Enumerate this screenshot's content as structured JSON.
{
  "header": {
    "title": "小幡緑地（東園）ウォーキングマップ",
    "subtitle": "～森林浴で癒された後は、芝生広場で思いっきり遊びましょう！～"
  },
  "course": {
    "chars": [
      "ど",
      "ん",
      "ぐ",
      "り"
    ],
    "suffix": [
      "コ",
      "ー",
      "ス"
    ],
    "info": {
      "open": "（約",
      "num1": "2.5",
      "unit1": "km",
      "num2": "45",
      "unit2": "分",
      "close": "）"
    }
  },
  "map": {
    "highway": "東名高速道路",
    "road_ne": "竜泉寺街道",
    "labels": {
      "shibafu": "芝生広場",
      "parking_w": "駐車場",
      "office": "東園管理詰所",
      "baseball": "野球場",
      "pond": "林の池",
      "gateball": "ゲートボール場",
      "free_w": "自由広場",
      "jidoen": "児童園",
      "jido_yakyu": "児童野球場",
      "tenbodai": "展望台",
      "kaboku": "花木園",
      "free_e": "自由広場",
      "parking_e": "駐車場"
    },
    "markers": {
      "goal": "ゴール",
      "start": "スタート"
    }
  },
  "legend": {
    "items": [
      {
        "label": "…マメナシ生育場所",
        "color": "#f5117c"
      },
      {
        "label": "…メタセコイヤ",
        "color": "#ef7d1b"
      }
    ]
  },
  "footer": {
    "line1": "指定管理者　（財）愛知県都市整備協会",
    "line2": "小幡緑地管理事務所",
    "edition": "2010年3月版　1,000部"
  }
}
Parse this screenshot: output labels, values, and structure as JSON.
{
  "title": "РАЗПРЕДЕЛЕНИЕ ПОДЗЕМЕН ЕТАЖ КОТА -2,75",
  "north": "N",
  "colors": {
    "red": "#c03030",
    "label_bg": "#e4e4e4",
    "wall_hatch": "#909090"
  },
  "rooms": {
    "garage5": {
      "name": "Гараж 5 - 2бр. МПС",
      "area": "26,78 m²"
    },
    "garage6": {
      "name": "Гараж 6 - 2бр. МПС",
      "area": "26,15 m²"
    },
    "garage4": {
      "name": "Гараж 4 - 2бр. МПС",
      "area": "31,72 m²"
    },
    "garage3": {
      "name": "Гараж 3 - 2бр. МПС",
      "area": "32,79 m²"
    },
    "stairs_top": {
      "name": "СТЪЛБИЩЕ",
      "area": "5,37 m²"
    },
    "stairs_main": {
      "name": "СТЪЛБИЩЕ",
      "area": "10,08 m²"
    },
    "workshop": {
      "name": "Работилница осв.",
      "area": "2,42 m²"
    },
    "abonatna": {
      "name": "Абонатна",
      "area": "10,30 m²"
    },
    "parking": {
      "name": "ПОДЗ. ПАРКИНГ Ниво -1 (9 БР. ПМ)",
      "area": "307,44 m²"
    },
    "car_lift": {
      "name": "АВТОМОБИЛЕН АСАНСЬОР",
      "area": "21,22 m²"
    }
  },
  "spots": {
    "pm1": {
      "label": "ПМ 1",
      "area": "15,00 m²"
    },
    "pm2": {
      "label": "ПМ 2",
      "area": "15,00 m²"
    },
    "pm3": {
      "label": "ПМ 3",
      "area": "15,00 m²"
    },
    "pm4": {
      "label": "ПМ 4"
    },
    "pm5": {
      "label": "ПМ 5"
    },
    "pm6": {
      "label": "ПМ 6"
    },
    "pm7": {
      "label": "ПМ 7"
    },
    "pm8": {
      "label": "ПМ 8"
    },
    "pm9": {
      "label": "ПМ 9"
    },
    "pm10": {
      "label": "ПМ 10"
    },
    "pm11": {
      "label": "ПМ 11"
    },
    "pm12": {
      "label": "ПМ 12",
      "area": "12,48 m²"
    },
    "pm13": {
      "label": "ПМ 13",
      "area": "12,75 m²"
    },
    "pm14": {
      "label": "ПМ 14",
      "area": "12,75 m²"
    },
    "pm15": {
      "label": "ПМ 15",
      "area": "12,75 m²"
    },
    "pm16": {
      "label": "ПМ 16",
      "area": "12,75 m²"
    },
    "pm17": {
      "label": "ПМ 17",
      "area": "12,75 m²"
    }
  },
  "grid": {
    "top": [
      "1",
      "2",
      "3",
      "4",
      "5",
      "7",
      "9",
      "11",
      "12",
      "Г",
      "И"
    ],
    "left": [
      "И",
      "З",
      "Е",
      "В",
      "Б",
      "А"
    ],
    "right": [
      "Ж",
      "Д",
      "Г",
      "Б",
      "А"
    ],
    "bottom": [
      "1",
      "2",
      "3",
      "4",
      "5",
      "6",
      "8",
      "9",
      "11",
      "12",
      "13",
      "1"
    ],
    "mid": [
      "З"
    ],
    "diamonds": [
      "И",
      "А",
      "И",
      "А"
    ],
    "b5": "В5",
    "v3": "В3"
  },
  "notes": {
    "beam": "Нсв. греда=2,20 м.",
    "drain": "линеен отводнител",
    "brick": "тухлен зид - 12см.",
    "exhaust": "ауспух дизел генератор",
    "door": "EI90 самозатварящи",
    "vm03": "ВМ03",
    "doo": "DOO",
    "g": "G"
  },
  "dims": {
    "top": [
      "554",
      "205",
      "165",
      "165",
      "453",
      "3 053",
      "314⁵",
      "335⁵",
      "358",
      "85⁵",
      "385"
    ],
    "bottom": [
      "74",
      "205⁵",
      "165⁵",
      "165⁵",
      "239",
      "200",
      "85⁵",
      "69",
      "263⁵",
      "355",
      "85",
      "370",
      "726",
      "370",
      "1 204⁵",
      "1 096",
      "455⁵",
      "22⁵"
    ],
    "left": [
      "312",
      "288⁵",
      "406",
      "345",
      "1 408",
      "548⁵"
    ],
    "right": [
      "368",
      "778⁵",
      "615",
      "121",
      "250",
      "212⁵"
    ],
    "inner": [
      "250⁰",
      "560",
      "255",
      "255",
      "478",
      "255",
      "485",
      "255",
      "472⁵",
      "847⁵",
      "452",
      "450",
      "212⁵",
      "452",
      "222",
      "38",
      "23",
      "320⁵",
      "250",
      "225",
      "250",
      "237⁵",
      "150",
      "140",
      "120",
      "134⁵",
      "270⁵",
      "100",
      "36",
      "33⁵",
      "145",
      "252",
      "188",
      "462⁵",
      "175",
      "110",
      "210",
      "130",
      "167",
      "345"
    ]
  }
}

· · · · · · ·

■ Direction
Print every record exactly as it was given.

■ Task solution
Enumerate this screenshot's content as structured JSON.
{
  "header": {
    "title": "小幡緑地（東園）ウォーキングマップ",
    "subtitle": "～森林浴で癒された後は、芝生広場で思いっきり遊びましょう！～"
  },
  "course": {
    "chars": [
      "ど",
      "ん",
      "ぐ",
      "り"
    ],
    "suffix": [
      "コ",
      "ー",
      "ス"
    ],
    "info": {
      "open": "（約",
      "num1": "2.5",
      "unit1": "km",
      "num2": "45",
      "unit2": "分",
      "close": "）"
    }
  },
  "map": {
    "highway": "東名高速道路",
    "road_ne": "竜泉寺街道",
    "labels": {
      "shibafu": "芝生広場",
      "parking_w": "駐車場",
      "office": "東園管理詰所",
      "baseball": "野球場",
      "pond": "林の池",
      "gateball": "ゲートボール場",
      "free_w": "自由広場",
      "jidoen": "児童園",
      "jido_yakyu": "児童野球場",
      "tenbodai": "展望台",
      "kaboku": "花木園",
      "free_e": "自由広場",
      "parking_e": "駐車場"
    },
    "markers": {
      "goal": "ゴール",
      "start": "スタート"
    }
  },
  "legend": {
    "items": [
      {
        "label": "…マメナシ生育場所",
        "color": "#f5117c"
      },
      {
        "label": "…メタセコイヤ",
        "color": "#ef7d1b"
      }
    ]
  },
  "footer": {
    "line1": "指定管理者　（財）愛知県都市整備協会",
    "line2": "小幡緑地管理事務所",
    "edition": "2010年3月版　1,000部"
  }
}
Parse this screenshot: output labels, values, and structure as JSON.
{
  "title": "РАЗПРЕДЕЛЕНИЕ ПОДЗЕМЕН ЕТАЖ КОТА -2,75",
  "north": "N",
  "colors": {
    "red": "#c03030",
    "label_bg": "#e4e4e4",
    "wall_hatch": "#909090"
  },
  "rooms": {
    "garage5": {
      "name": "Гараж 5 - 2бр. МПС",
      "area": "26,78 m²"
    },
    "garage6": {
      "name": "Гараж 6 - 2бр. МПС",
      "area": "26,15 m²"
    },
    "garage4": {
      "name": "Гараж 4 - 2бр. МПС",
      "area": "31,72 m²"
    },
    "garage3": {
      "name": "Гараж 3 - 2бр. МПС",
      "area": "32,79 m²"
    },
    "stairs_top": {
      "name": "СТЪЛБИЩЕ",
      "area": "5,37 m²"
    },
    "stairs_main": {
      "name": "СТЪЛБИЩЕ",
      "area": "10,08 m²"
    },
    "workshop": {
      "name": "Работилница осв.",
      "area": "2,42 m²"
    },
    "abonatna": {
      "name": "Абонатна",
      "area": "10,30 m²"
    },
    "parking": {
      "name": "ПОДЗ. ПАРКИНГ Ниво -1 (9 БР. ПМ)",
      "area": "307,44 m²"
    },
    "car_lift": {
      "name": "АВТОМОБИЛЕН АСАНСЬОР",
      "area": "21,22 m²"
    }
  },
  "spots": {
    "pm1": {
      "label": "ПМ 1",
      "area": "15,00 m²"
    },
    "pm2": {
      "label": "ПМ 2",
      "area": "15,00 m²"
    },
    "pm3": {
      "label": "ПМ 3",
      "area": "15,00 m²"
    },
    "pm4": {
      "label": "ПМ 4"
    },
    "pm5": {
      "label": "ПМ 5"
    },
    "pm6": {
      "label": "ПМ 6"
    },
    "pm7": {
      "label": "ПМ 7"
    },
    "pm8": {
      "label": "ПМ 8"
    },
    "pm9": {
      "label": "ПМ 9"
    },
    "pm10": {
      "label": "ПМ 10"
    },
    "pm11": {
      "label": "ПМ 11"
    },
    "pm12": {
      "label": "ПМ 12",
      "area": "12,48 m²"
    },
    "pm13": {
      "label": "ПМ 13",
      "area": "12,75 m²"
    },
    "pm14": {
      "label": "ПМ 14",
      "area": "12,75 m²"
    },
    "pm15": {
      "label": "ПМ 15",
      "area": "12,75 m²"
    },
    "pm16": {
      "label": "ПМ 16",
      "area": "12,75 m²"
    },
    "pm17": {
      "label": "ПМ 17",
      "area": "12,75 m²"
    }
  },
  "grid": {
    "top": [
      "1",
      "2",
      "3",
      "4",
      "5",
      "7",
      "9",
      "11",
      "12",
      "Г",
      "И"
    ],
    "left": [
      "И",
      "З",
      "Е",
      "В",
      "Б",
      "А"
    ],
    "right": [
      "Ж",
      "Д",
      "Г",
      "Б",
      "А"
    ],
    "bottom": [
      "1",
      "2",
      "3",
      "4",
      "5",
      "6",
      "8",
      "9",
      "11",
      "12",
      "13",
      "1"
    ],
    "mid": [
      "З"
    ],
    "diamonds": [
      "И",
      "А",
      "И",
      "А"
    ],
    "b5": "В5",
    "v3": "В3"
  },
  "notes": {
    "beam": "Нсв. греда=2,20 м.",
    "drain": "линеен отводнител",
    "brick": "тухлен зид - 12см.",
    "exhaust": "ауспух дизел генератор",
    "door": "EI90 самозатварящи",
    "vm03": "ВМ03",
    "doo": "DOO",
    "g": "G"
  },
  "dims": {
    "top": [
      "554",
      "205",
      "165",
      "165",
      "453",
      "3 053",
      "314⁵",
      "335⁵",
      "358",
      "85⁵",
      "385"
    ],
    "bottom": [
      "74",
      "205⁵",
      "165⁵",
      "165⁵",
      "239",
      "200",
      "85⁵",
      "69",
      "263⁵",
      "355",
      "85",
      "370",
      "726",
      "370",
      "1 204⁵",
      "1 096",
      "455⁵",
      "22⁵"
    ],
    "left": [
      "312",
      "288⁵",
      "406",
      "345",
      "1 408",
      "548⁵"
    ],
    "right": [
      "368",
      "778⁵",
      "615",
      "121",
      "250",
      "212⁵"
    ],
    "inner": [
      "250⁰",
      "560",
      "255",
      "255",
      "478",
      "255",
      "485",
      "255",
      "472⁵",
      "847⁵",
      "452",
      "450",
      "212⁵",
      "452",
      "222",
      "38",
      "23",
      "320⁵",
      "250",
      "225",
      "250",
      "237⁵",
      "150",
      "140",
      "120",
      "134⁵",
      "270⁵",
      "100",
      "36",
      "33⁵",
      "145",
      "252",
      "188",
      "462⁵",
      "175",
      "110",
      "210",
      "130",
      "167",
      "345"
    ]
  }
}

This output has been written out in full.